TASK TO COMPLETE - Every record that follows must be duplicated exactly, with images left out.

═══

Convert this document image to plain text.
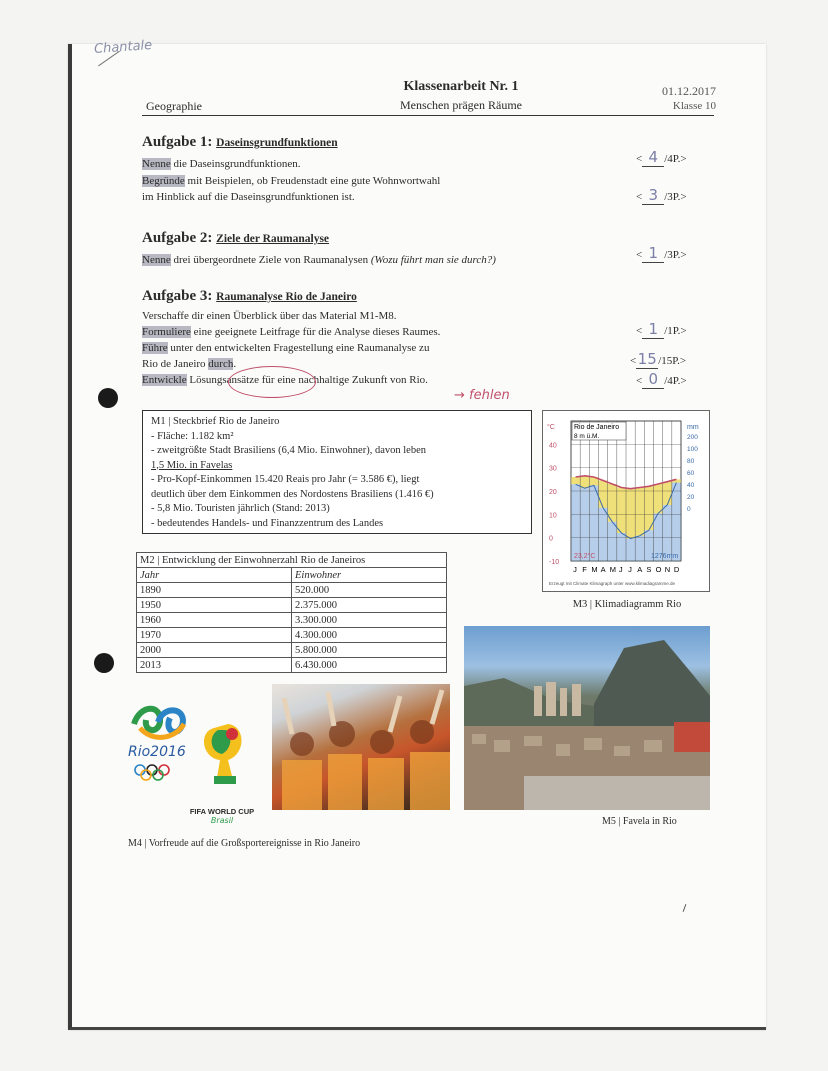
Chantale
Geographie
Klassenarbeit Nr. 1
Menschen prägen Räume
01.12.2017
Klasse 10
Aufgabe 1: Daseinsgrundfunktionen
Nenne die Daseinsgrundfunktionen.
Begründe mit Beispielen, ob Freudenstadt eine gute Wohnwortwahl
im Hinblick auf die Daseinsgrundfunktionen ist.
< 4 /4P.>
< 3 /3P.>
Aufgabe 2: Ziele der Raumanalyse
Nenne drei übergeordnete Ziele von Raumanalysen (Wozu führt man sie durch?)	< 1 /3P.>
Aufgabe 3: Raumanalyse Rio de Janeiro
Verschaffe dir einen Überblick über das Material M1-M8.
Formuliere eine geeignete Leitfrage für die Analyse dieses Raumes.
Führe unter den entwickelten Fragestellung eine Raumanalyse zu
Rio de Janeiro durch.
Entwickle Lösungsansätze für eine nachhaltige Zukunft von Rio.
→ fehlen
< 1 /1P.>
<15/15P.>
< 0 /4P.>
M1 | Steckbrief Rio de Janeiro
- Fläche: 1.182 km²
- zweitgrößte Stadt Brasiliens (6,4 Mio. Einwohner), davon leben
1,5 Mio. in Favelas
- Pro-Kopf-Einkommen 15.420 Reais pro Jahr (= 3.586 €), liegt
deutlich über dem Einkommen des Nordostens Brasiliens (1.416 €)
- 5,8 Mio. Touristen jährlich (Stand: 2013)
- bedeutendes Handels- und Finanzzentrum des Landes
M2 | Entwicklung der Einwohnerzahl Rio de Janeiros	
Jahr	Einwohner
1890	520.000
1950	2.375.000
1960	3.300.000
1970	4.300.000
2000	5.800.000
2013	6.430.000
Rio de Janeiro
8 m ü.M.
°C	mm
40
30
20
10
0
-10
200
100
80
60
40
20
0
23,2°C	1276mm
J F M A M J J A S O N D
Erzeugt mit Climate Klimagraph unter www.klimadiagramme.de
M3 | Klimadiagramm Rio
Rio2016
FIFA WORLD CUP
Brasil
M4 | Vorfreude auf die Großsportereignisse in Rio Janeiro
M5 | Favela in Rio
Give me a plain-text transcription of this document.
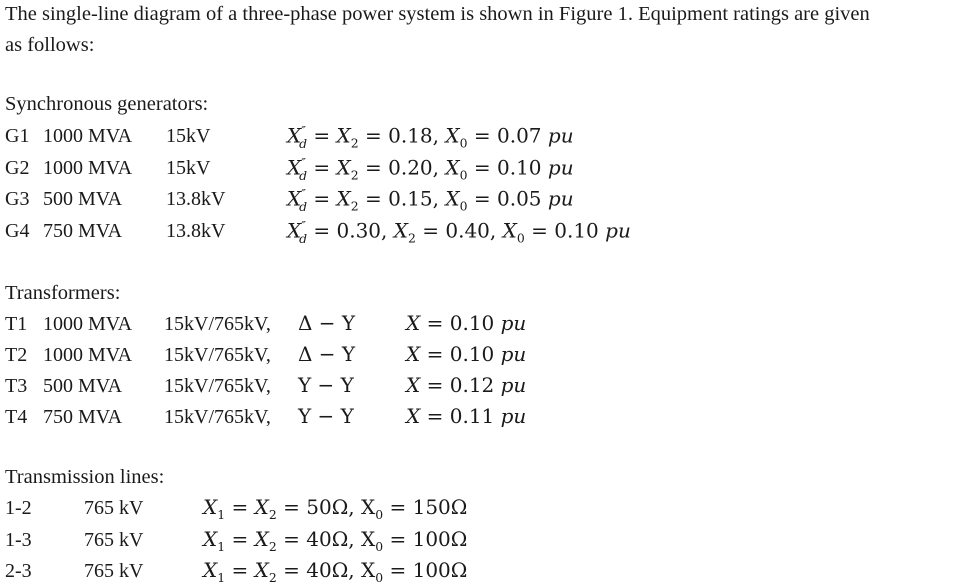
The single-line diagram of a three-phase power system is shown in Figure 1. Equipment ratings are given
as follows:
Synchronous generators:
G1 1000 MVA 15kV	$X''_d = X_2 = 0.18$, $X_0 = 0.07$ pu
G2 1000 MVA 15kV	$X''_d = X_2 = 0.20$, $X_0 = 0.10$ pu
G3 500 MVA 13.8kV	$X''_d = X_2 = 0.15$, $X_0 = 0.05$ pu
G4 750 MVA 13.8kV	$X''_d = 0.30$, $X_2 = 0.40$, $X_0 = 0.10$ pu
Transformers:
T1 1000 MVA 15kV/765kV, Δ − Y	X = 0.10 pu
T2 1000 MVA 15kV/765kV, Δ − Y	X = 0.10 pu
T3 500 MVA 15kV/765kV, Y − Y	X = 0.12 pu
T4 750 MVA 15kV/765kV, Y − Y	X = 0.11 pu
Transmission lines:
1-2	765 kV	$X_1 = X_2 = 50\Omega$, $X_0 = 150\Omega$
1-3	765 kV	$X_1 = X_2 = 40\Omega$, $X_0 = 100\Omega$
2-3	765 kV	$X_1 = X_2 = 40\Omega$, $X_0 = 100\Omega$
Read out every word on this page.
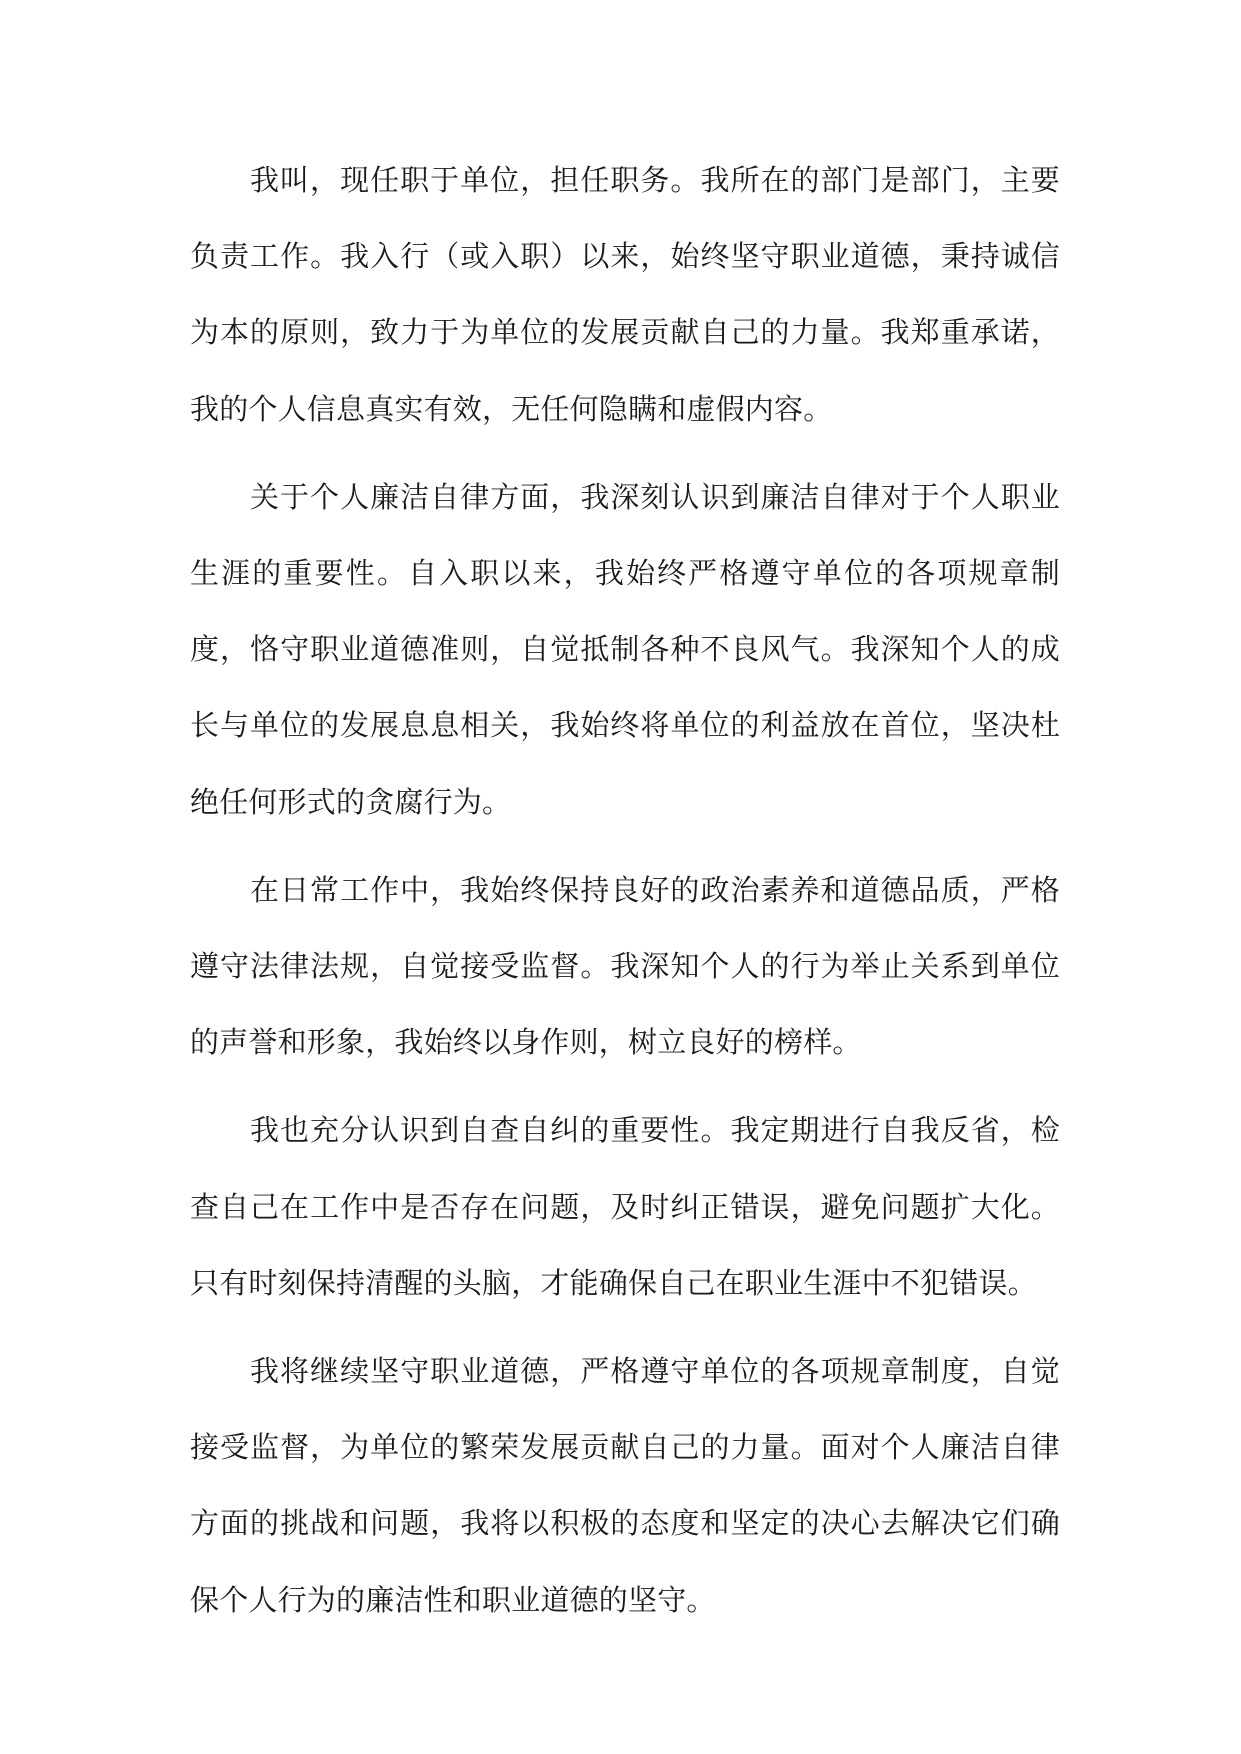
我叫，现任职于单位，担任职务。我所在的部门是部门，主要负责工作。我入行（或入职）以来，始终坚守职业道德，秉持诚信为本的原则，致力于为单位的发展贡献自己的力量。我郑重承诺，我的个人信息真实有效，无任何隐瞒和虚假内容。

关于个人廉洁自律方面，我深刻认识到廉洁自律对于个人职业生涯的重要性。自入职以来，我始终严格遵守单位的各项规章制度，恪守职业道德准则，自觉抵制各种不良风气。我深知个人的成长与单位的发展息息相关，我始终将单位的利益放在首位，坚决杜绝任何形式的贪腐行为。

在日常工作中，我始终保持良好的政治素养和道德品质，严格遵守法律法规，自觉接受监督。我深知个人的行为举止关系到单位的声誉和形象，我始终以身作则，树立良好的榜样。

我也充分认识到自查自纠的重要性。我定期进行自我反省，检查自己在工作中是否存在问题，及时纠正错误，避免问题扩大化。只有时刻保持清醒的头脑，才能确保自己在职业生涯中不犯错误。

我将继续坚守职业道德，严格遵守单位的各项规章制度，自觉接受监督，为单位的繁荣发展贡献自己的力量。面对个人廉洁自律方面的挑战和问题，我将以积极的态度和坚定的决心去解决它们确保个人行为的廉洁性和职业道德的坚守。
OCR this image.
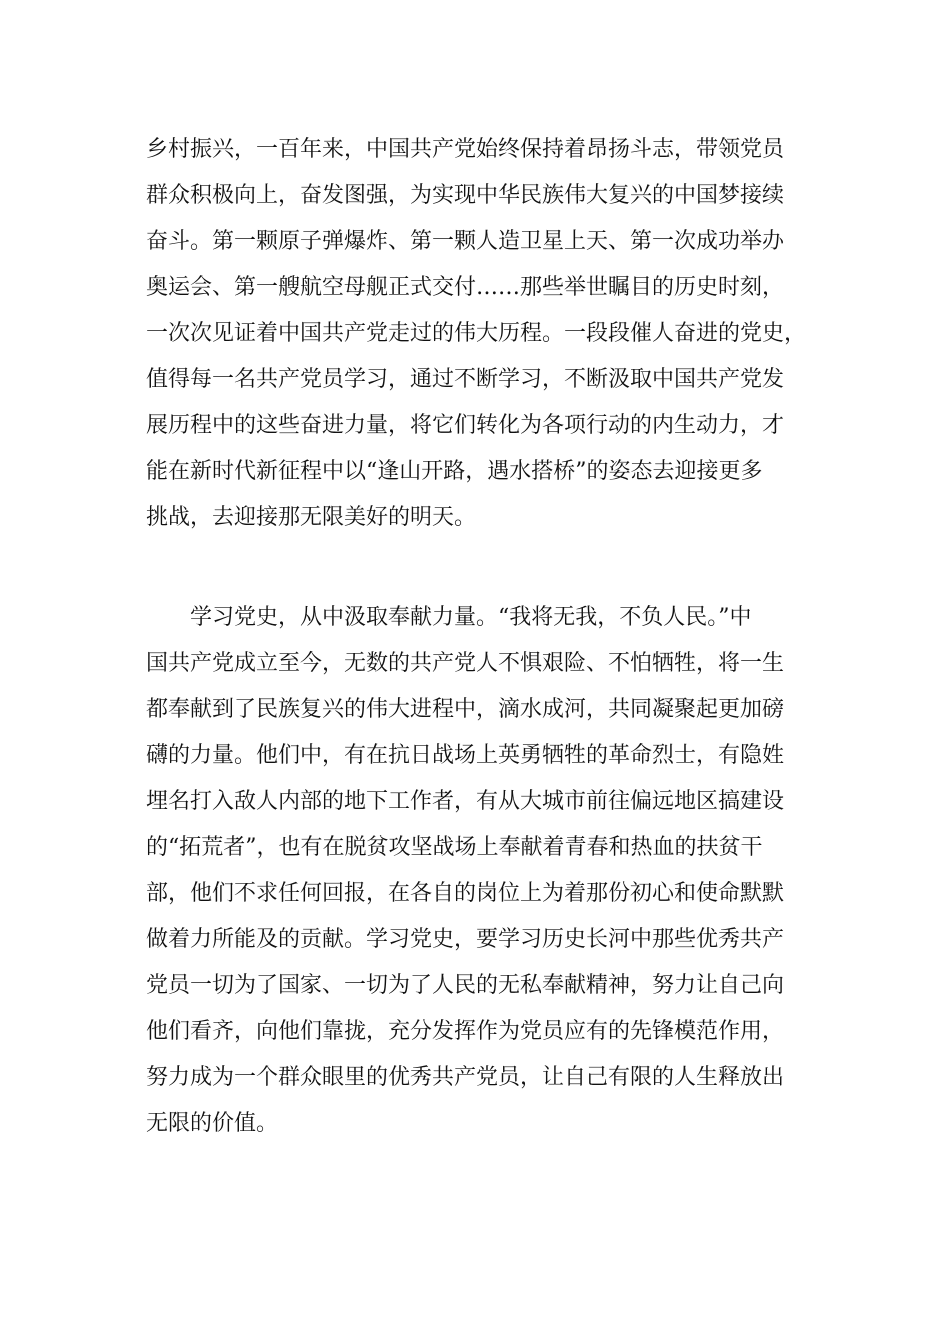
乡村振兴，一百年来，中国共产党始终保持着昂扬斗志，带领党员

群众积极向上，奋发图强，为实现中华民族伟大复兴的中国梦接续

奋斗。第一颗原子弹爆炸、第一颗人造卫星上天、第一次成功举办

奥运会、第一艘航空母舰正式交付……那些举世瞩目的历史时刻，

一次次见证着中国共产党走过的伟大历程。一段段催人奋进的党史，

值得每一名共产党员学习，通过不断学习，不断汲取中国共产党发

展历程中的这些奋进力量，将它们转化为各项行动的内生动力，才

能在新时代新征程中以“逢山开路，遇水搭桥”的姿态去迎接更多

挑战，去迎接那无限美好的明天。

学习党史，从中汲取奉献力量。“我将无我，不负人民。”中

国共产党成立至今，无数的共产党人不惧艰险、不怕牺牲，将一生

都奉献到了民族复兴的伟大进程中，滴水成河，共同凝聚起更加磅

礴的力量。他们中，有在抗日战场上英勇牺牲的革命烈士，有隐姓

埋名打入敌人内部的地下工作者，有从大城市前往偏远地区搞建设

的“拓荒者”，也有在脱贫攻坚战场上奉献着青春和热血的扶贫干

部，他们不求任何回报，在各自的岗位上为着那份初心和使命默默

做着力所能及的贡献。学习党史，要学习历史长河中那些优秀共产

党员一切为了国家、一切为了人民的无私奉献精神，努力让自己向

他们看齐，向他们靠拢，充分发挥作为党员应有的先锋模范作用，

努力成为一个群众眼里的优秀共产党员，让自己有限的人生释放出

无限的价值。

═══

EXERCISE RESPONSE -
Convert this document image to plain text.
Chantale
Geographie
Klassenarbeit Nr. 1
Menschen prägen Räume
01.12.2017
Klasse 10
Aufgabe 1: Daseinsgrundfunktionen
Nenne die Daseinsgrundfunktionen.
Begründe mit Beispielen, ob Freudenstadt eine gute Wohnwortwahl
im Hinblick auf die Daseinsgrundfunktionen ist.
< 4 /4P.>
< 3 /3P.>
Aufgabe 2: Ziele der Raumanalyse
Nenne drei übergeordnete Ziele von Raumanalysen (Wozu führt man sie durch?)	< 1 /3P.>
Aufgabe 3: Raumanalyse Rio de Janeiro
Verschaffe dir einen Überblick über das Material M1-M8.
Formuliere eine geeignete Leitfrage für die Analyse dieses Raumes.
Führe unter den entwickelten Fragestellung eine Raumanalyse zu
Rio de Janeiro durch.
Entwickle Lösungsansätze für eine nachhaltige Zukunft von Rio.
→ fehlen
< 1 /1P.>
<15/15P.>
< 0 /4P.>
M1 | Steckbrief Rio de Janeiro
- Fläche: 1.182 km²
- zweitgrößte Stadt Brasiliens (6,4 Mio. Einwohner), davon leben
1,5 Mio. in Favelas
- Pro-Kopf-Einkommen 15.420 Reais pro Jahr (= 3.586 €), liegt
deutlich über dem Einkommen des Nordostens Brasiliens (1.416 €)
- 5,8 Mio. Touristen jährlich (Stand: 2013)
- bedeutendes Handels- und Finanzzentrum des Landes
M2 | Entwicklung der Einwohnerzahl Rio de Janeiros	
Jahr	Einwohner
1890	520.000
1950	2.375.000
1960	3.300.000
1970	4.300.000
2000	5.800.000
2013	6.430.000
Rio de Janeiro
8 m ü.M.
°C	mm
40
30
20
10
0
-10
200
100
80
60
40
20
0
23,2°C	1276mm
J F M A M J J A S O N D
Erzeugt mit Climate Klimagraph unter www.klimadiagramme.de
M3 | Klimadiagramm Rio
Rio2016
FIFA WORLD CUP
Brasil
M4 | Vorfreude auf die Großsportereignisse in Rio Janeiro
M5 | Favela in Rio
Give me a plain-text transcription of this document.
The single-line diagram of a three-phase power system is shown in Figure 1. Equipment ratings are given
as follows:
Synchronous generators:
G1 1000 MVA 15kV	$X''_d = X_2 = 0.18$, $X_0 = 0.07$ pu
G2 1000 MVA 15kV	$X''_d = X_2 = 0.20$, $X_0 = 0.10$ pu
G3 500 MVA 13.8kV	$X''_d = X_2 = 0.15$, $X_0 = 0.05$ pu
G4 750 MVA 13.8kV	$X''_d = 0.30$, $X_2 = 0.40$, $X_0 = 0.10$ pu
Transformers:
T1 1000 MVA 15kV/765kV, Δ − Y	X = 0.10 pu
T2 1000 MVA 15kV/765kV, Δ − Y	X = 0.10 pu
T3 500 MVA 15kV/765kV, Y − Y	X = 0.12 pu
T4 750 MVA 15kV/765kV, Y − Y	X = 0.11 pu
Transmission lines:
1-2	765 kV	$X_1 = X_2 = 50\Omega$, $X_0 = 150\Omega$
1-3	765 kV	$X_1 = X_2 = 40\Omega$, $X_0 = 100\Omega$
2-3	765 kV	$X_1 = X_2 = 40\Omega$, $X_0 = 100\Omega$
Read out every word on this page.
我叫，现任职于单位，担任职务。我所在的部门是部门，主要负责工作。我入行（或入职）以来，始终坚守职业道德，秉持诚信为本的原则，致力于为单位的发展贡献自己的力量。我郑重承诺，我的个人信息真实有效，无任何隐瞒和虚假内容。

关于个人廉洁自律方面，我深刻认识到廉洁自律对于个人职业生涯的重要性。自入职以来，我始终严格遵守单位的各项规章制度，恪守职业道德准则，自觉抵制各种不良风气。我深知个人的成长与单位的发展息息相关，我始终将单位的利益放在首位，坚决杜绝任何形式的贪腐行为。

在日常工作中，我始终保持良好的政治素养和道德品质，严格遵守法律法规，自觉接受监督。我深知个人的行为举止关系到单位的声誉和形象，我始终以身作则，树立良好的榜样。

我也充分认识到自查自纠的重要性。我定期进行自我反省，检查自己在工作中是否存在问题，及时纠正错误，避免问题扩大化。只有时刻保持清醒的头脑，才能确保自己在职业生涯中不犯错误。

我将继续坚守职业道德，严格遵守单位的各项规章制度，自觉接受监督，为单位的繁荣发展贡献自己的力量。面对个人廉洁自律方面的挑战和问题，我将以积极的态度和坚定的决心去解决它们确保个人行为的廉洁性和职业道德的坚守。
OCR this image.
乡村振兴，一百年来，中国共产党始终保持着昂扬斗志，带领党员

群众积极向上，奋发图强，为实现中华民族伟大复兴的中国梦接续

奋斗。第一颗原子弹爆炸、第一颗人造卫星上天、第一次成功举办

奥运会、第一艘航空母舰正式交付……那些举世瞩目的历史时刻，

一次次见证着中国共产党走过的伟大历程。一段段催人奋进的党史，

值得每一名共产党员学习，通过不断学习，不断汲取中国共产党发

展历程中的这些奋进力量，将它们转化为各项行动的内生动力，才

能在新时代新征程中以“逢山开路，遇水搭桥”的姿态去迎接更多

挑战，去迎接那无限美好的明天。

学习党史，从中汲取奉献力量。“我将无我，不负人民。”中

国共产党成立至今，无数的共产党人不惧艰险、不怕牺牲，将一生

都奉献到了民族复兴的伟大进程中，滴水成河，共同凝聚起更加磅

礴的力量。他们中，有在抗日战场上英勇牺牲的革命烈士，有隐姓

埋名打入敌人内部的地下工作者，有从大城市前往偏远地区搞建设

的“拓荒者”，也有在脱贫攻坚战场上奉献着青春和热血的扶贫干

部，他们不求任何回报，在各自的岗位上为着那份初心和使命默默

做着力所能及的贡献。学习党史，要学习历史长河中那些优秀共产

党员一切为了国家、一切为了人民的无私奉献精神，努力让自己向

他们看齐，向他们靠拢，充分发挥作为党员应有的先锋模范作用，

努力成为一个群众眼里的优秀共产党员，让自己有限的人生释放出

无限的价值。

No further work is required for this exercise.